Stored items from a collection:

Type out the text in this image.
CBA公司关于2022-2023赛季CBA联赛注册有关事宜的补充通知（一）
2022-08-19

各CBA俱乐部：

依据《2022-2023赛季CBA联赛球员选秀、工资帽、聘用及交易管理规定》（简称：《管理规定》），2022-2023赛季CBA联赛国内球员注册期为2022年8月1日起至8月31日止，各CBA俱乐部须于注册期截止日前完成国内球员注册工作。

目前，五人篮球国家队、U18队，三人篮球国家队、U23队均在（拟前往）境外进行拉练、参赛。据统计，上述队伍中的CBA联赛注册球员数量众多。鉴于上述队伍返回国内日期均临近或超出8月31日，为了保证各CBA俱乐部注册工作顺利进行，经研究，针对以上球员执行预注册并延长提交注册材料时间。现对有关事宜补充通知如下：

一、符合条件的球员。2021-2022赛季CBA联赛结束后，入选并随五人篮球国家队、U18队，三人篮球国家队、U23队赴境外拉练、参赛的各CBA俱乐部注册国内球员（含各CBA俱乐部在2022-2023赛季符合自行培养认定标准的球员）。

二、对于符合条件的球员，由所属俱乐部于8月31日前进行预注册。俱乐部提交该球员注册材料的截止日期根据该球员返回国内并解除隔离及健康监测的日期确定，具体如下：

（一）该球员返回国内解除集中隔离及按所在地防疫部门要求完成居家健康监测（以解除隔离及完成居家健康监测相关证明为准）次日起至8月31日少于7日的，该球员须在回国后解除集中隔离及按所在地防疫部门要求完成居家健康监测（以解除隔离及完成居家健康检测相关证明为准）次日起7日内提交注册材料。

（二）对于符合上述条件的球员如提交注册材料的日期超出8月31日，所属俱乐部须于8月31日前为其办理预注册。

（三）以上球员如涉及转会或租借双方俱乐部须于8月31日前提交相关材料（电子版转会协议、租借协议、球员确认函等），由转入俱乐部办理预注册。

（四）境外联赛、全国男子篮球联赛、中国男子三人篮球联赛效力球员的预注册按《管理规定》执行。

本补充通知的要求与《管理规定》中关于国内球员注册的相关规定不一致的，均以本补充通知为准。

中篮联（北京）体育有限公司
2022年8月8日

*Written request*
Search the data for "管理规定" and list every line in which it occurs.

*Written solution*
依据《2022-2023赛季CBA联赛球员选秀、工资帽、聘用及交易管理规定》（简称：《管理规定》），2022-2023赛季CBA联赛国内球员注册期为2022年8月1日起至8月31日止，各CBA俱乐部须于注册期截止日前完成国内球员注册工作。
（四）境外联赛、全国男子篮球联赛、中国男子三人篮球联赛效力球员的预注册按《管理规定》执行。
本补充通知的要求与《管理规定》中关于国内球员注册的相关规定不一致的，均以本补充通知为准。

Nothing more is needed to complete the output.